Problem details: Say how many lines contain "Aufgaben"; the answer is the number alone.

Supplied records:
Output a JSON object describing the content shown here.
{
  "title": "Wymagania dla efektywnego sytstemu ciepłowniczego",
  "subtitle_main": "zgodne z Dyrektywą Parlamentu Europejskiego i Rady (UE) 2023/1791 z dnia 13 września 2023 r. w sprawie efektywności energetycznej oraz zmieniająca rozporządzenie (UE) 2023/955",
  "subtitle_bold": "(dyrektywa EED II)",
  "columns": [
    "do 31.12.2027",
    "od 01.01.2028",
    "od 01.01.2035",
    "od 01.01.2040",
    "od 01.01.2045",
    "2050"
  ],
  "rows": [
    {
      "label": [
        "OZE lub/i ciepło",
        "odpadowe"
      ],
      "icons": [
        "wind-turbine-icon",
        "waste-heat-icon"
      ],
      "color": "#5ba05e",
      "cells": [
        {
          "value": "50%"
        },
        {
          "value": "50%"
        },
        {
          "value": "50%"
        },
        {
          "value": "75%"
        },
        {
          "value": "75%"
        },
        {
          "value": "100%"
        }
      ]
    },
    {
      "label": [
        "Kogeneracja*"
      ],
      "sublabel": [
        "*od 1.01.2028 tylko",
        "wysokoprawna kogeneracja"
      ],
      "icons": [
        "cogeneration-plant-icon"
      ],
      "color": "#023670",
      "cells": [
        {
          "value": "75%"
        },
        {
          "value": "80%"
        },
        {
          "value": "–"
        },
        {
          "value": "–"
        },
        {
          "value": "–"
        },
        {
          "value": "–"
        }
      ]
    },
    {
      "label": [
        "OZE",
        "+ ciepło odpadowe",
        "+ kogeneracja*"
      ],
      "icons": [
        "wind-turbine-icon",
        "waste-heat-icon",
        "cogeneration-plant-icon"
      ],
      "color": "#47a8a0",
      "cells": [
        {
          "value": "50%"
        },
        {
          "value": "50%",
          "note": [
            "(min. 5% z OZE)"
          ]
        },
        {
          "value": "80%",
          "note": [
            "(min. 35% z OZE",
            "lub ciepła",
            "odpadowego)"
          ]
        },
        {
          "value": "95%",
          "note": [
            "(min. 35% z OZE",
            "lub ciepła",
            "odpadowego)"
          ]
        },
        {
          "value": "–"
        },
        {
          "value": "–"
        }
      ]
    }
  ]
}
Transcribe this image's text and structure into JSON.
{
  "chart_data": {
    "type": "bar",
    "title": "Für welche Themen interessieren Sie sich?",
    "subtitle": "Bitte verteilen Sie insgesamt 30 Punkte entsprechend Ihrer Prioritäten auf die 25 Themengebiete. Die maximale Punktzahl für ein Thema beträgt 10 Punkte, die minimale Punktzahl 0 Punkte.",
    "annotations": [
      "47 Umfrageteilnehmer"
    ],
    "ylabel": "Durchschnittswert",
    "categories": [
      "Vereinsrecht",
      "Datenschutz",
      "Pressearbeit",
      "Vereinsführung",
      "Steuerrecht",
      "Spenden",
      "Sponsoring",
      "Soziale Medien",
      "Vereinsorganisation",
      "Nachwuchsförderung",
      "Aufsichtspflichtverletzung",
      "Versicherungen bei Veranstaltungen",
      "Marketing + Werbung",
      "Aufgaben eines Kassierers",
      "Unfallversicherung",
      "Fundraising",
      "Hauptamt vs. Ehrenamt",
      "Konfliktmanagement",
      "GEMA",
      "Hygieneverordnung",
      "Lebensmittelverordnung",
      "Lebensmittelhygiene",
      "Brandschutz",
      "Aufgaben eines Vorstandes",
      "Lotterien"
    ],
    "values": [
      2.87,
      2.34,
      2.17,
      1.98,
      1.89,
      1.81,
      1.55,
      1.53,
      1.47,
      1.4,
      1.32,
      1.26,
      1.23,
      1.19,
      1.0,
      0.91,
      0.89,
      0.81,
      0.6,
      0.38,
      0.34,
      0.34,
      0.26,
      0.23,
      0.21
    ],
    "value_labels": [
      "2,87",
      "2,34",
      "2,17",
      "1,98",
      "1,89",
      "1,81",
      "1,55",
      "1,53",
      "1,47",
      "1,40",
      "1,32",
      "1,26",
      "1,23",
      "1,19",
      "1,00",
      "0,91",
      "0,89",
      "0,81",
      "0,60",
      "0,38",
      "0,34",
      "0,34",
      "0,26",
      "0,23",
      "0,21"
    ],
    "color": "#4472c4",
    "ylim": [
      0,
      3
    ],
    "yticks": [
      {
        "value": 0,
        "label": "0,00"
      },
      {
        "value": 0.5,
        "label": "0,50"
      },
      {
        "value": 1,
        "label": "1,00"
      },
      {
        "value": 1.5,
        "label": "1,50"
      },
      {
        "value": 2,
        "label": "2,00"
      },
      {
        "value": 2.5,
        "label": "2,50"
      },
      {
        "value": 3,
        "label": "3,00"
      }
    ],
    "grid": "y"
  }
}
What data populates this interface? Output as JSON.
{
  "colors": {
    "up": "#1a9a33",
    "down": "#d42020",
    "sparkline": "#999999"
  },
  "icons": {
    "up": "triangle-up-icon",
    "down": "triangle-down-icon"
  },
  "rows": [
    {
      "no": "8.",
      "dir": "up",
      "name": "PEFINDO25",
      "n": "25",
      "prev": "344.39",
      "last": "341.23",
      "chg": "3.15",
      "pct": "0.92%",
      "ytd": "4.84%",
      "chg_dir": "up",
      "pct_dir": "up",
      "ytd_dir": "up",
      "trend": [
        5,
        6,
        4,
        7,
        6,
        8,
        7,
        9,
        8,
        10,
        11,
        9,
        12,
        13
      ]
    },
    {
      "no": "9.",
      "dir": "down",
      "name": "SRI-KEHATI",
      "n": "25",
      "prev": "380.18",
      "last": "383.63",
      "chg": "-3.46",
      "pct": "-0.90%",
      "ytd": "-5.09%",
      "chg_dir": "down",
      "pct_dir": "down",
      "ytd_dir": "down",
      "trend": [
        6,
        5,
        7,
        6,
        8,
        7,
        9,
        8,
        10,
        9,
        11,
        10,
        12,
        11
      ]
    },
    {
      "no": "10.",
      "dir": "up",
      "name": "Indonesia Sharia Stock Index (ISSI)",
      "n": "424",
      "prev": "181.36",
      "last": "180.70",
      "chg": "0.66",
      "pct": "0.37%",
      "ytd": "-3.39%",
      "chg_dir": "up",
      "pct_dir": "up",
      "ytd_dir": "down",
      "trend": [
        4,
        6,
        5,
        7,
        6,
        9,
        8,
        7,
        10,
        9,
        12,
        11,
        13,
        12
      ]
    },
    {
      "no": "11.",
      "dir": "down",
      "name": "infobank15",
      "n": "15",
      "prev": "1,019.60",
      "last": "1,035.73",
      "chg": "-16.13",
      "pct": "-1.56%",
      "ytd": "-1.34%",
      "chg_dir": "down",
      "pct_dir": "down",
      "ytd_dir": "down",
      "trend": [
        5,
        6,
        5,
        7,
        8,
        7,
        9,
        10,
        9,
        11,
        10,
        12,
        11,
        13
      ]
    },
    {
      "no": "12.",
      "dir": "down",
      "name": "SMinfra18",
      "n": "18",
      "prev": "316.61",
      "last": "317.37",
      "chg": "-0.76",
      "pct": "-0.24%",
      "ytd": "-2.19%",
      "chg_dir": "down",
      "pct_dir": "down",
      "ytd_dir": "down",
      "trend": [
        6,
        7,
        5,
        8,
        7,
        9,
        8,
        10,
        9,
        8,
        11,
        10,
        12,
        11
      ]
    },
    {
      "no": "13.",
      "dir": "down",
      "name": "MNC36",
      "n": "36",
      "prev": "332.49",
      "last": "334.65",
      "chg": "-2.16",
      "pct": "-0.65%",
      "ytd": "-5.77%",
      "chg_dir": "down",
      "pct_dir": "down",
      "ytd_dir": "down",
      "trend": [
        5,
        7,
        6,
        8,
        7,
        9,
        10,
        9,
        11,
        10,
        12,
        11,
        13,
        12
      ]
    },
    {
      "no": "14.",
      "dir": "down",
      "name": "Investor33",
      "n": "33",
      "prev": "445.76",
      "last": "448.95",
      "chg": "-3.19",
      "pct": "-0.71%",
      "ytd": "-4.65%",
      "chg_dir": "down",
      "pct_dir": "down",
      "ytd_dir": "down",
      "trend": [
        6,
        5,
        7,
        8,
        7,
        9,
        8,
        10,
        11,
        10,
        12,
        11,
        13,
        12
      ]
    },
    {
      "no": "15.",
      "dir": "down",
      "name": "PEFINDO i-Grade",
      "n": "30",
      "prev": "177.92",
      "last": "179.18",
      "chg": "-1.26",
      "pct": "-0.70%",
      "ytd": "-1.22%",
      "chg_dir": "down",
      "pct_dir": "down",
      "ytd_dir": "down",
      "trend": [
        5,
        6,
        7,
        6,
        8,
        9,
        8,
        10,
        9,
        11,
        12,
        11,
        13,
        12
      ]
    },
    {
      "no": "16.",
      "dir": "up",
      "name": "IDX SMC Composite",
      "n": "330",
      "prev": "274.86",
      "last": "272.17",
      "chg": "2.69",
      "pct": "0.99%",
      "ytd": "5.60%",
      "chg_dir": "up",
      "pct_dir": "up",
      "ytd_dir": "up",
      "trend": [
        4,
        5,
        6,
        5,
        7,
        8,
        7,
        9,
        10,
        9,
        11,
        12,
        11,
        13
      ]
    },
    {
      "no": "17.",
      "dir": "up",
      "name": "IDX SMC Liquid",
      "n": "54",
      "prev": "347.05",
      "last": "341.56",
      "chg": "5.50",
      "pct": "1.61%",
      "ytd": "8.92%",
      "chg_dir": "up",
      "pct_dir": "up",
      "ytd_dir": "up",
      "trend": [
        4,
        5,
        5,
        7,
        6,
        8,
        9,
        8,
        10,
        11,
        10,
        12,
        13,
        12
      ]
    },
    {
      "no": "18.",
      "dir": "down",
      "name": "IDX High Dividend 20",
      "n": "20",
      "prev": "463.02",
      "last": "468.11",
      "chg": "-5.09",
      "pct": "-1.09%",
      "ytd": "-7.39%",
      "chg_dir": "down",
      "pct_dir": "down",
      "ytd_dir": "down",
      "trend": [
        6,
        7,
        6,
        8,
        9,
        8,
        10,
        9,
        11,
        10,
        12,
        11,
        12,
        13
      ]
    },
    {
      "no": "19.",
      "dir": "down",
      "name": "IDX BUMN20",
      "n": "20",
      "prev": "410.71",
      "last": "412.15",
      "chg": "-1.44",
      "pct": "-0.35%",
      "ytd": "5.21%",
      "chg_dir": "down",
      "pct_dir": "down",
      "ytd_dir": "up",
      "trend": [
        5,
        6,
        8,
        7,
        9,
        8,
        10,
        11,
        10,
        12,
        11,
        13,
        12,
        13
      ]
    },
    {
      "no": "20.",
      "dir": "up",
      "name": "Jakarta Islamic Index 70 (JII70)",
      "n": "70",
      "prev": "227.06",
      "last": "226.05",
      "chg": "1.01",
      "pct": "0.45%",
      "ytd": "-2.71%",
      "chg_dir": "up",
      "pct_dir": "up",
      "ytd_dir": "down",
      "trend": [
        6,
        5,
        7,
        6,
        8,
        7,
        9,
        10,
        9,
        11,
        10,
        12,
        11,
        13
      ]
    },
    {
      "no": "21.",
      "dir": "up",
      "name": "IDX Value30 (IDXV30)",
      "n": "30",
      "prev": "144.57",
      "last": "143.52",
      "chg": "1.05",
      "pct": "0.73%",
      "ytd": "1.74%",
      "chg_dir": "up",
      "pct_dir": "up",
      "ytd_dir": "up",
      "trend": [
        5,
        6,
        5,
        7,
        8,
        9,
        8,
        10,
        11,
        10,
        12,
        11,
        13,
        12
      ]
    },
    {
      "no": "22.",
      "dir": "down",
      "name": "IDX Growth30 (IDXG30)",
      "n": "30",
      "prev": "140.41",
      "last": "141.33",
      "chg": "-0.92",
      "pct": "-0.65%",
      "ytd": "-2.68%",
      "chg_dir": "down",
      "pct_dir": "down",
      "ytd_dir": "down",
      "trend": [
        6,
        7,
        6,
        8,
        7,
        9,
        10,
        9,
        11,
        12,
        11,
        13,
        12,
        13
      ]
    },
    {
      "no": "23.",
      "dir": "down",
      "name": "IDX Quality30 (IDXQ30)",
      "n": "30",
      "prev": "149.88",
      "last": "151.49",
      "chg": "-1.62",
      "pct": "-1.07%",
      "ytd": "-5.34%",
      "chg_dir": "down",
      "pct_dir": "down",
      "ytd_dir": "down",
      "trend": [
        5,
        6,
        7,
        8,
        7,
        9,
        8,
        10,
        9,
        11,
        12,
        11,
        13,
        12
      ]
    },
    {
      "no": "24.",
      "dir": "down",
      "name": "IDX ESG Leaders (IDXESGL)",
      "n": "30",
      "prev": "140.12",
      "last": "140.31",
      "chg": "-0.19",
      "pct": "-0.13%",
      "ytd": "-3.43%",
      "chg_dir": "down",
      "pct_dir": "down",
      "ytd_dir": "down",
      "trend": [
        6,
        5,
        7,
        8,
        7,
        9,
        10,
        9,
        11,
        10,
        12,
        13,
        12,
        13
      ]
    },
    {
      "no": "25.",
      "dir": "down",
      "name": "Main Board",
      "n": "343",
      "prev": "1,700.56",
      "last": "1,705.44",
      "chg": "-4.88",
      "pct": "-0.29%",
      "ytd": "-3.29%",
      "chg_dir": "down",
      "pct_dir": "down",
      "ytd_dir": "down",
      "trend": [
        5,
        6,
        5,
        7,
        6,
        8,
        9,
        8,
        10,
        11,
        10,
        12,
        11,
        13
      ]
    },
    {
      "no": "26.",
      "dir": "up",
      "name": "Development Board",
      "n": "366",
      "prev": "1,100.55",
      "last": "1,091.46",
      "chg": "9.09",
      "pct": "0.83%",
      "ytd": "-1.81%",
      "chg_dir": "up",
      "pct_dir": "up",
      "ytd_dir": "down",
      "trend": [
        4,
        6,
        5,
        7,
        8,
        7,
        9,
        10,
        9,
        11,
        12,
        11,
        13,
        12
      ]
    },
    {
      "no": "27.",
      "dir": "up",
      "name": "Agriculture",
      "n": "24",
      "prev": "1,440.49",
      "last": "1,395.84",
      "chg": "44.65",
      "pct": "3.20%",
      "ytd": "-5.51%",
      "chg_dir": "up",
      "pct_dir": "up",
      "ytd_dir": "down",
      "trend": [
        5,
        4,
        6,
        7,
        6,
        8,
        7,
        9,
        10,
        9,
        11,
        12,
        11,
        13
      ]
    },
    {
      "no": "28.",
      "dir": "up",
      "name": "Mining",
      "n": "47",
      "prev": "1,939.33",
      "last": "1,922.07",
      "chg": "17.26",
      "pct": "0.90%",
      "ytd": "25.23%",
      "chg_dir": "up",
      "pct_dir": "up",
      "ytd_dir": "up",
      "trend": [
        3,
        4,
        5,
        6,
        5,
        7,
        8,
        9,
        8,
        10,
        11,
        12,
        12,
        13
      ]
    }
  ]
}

Task result: 2